Pull out every line with the word "установки".

⟨

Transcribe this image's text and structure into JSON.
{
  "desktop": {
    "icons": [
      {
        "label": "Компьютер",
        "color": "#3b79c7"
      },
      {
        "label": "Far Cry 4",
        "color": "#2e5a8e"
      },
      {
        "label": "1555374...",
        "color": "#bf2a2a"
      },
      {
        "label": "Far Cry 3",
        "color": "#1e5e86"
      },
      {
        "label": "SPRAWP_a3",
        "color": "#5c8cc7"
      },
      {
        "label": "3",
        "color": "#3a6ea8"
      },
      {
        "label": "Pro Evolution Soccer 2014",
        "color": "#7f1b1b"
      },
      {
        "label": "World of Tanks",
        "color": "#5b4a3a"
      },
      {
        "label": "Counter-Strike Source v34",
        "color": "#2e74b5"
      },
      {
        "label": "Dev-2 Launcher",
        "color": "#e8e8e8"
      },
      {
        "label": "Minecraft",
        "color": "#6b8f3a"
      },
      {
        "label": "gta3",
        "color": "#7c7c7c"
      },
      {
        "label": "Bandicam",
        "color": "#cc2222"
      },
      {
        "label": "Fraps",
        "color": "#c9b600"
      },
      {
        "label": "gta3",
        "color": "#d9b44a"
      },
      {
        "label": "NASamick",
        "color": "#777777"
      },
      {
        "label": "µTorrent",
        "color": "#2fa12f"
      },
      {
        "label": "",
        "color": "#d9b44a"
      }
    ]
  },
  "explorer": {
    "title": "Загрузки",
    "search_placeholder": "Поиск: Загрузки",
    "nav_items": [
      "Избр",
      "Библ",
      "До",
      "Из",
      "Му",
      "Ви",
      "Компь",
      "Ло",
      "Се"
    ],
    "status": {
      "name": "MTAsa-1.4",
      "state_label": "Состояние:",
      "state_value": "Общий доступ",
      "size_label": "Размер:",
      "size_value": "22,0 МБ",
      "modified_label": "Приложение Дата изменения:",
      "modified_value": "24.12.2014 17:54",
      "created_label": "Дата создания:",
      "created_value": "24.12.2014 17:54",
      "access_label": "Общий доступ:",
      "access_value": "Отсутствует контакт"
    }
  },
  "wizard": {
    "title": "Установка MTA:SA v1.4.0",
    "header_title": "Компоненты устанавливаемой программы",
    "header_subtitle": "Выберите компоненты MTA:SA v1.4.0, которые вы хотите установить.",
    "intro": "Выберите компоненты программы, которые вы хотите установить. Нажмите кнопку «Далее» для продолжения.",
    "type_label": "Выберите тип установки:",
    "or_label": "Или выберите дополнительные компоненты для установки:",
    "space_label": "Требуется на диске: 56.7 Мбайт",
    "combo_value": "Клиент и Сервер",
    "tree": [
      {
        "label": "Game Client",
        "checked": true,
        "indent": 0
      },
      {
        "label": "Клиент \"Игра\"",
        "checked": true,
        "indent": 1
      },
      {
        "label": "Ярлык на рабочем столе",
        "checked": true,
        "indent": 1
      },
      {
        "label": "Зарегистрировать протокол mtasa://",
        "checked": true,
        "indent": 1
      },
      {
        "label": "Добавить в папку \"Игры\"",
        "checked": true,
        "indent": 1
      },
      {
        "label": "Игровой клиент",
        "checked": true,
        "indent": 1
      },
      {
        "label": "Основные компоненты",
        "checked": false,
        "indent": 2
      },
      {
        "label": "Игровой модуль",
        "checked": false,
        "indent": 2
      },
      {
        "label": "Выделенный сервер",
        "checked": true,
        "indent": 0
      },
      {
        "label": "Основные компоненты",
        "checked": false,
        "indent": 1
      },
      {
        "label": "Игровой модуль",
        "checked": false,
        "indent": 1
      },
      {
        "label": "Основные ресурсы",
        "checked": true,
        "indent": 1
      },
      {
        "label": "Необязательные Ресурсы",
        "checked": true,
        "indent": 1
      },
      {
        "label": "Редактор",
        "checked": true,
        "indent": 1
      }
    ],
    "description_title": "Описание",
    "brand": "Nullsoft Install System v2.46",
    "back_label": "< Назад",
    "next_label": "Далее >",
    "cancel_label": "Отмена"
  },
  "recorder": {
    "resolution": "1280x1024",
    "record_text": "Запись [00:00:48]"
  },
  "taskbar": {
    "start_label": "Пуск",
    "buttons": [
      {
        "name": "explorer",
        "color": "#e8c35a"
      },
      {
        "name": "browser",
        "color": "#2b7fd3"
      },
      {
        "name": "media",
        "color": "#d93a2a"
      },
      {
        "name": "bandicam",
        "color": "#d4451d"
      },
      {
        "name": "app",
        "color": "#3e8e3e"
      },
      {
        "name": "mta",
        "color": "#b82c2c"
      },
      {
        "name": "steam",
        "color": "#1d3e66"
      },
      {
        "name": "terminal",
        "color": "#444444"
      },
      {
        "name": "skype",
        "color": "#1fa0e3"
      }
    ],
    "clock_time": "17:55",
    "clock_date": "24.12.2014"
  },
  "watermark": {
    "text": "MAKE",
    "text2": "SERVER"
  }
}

⟩

● Result of this exercise
    "type_label": "Выберите тип установки:",
    "or_label": "Или выберите дополнительные компоненты для установки:",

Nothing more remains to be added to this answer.